Material for this exercise
▼
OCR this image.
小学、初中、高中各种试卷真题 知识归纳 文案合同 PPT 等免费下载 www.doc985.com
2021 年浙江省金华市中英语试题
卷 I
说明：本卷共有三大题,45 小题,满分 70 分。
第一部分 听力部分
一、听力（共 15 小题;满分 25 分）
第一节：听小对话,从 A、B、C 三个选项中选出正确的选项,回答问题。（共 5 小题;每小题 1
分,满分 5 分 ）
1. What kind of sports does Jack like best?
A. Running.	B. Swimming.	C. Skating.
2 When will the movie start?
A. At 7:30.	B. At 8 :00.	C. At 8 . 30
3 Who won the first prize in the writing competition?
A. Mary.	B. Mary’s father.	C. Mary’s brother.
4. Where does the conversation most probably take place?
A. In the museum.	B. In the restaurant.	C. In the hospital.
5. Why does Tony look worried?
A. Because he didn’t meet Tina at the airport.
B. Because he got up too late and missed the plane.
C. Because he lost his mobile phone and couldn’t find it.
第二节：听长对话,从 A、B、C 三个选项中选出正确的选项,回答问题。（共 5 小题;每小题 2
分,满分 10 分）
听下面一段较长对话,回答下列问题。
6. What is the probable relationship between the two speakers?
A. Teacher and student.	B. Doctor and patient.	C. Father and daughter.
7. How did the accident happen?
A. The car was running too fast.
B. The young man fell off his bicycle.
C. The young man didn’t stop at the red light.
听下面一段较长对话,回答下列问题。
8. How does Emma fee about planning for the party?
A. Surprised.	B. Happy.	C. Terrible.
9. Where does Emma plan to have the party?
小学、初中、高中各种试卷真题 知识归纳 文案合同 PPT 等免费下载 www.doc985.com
▲
Exercise details
From the data above, work out how many lines hold "What". Answer with the number alone.

Result for this task
2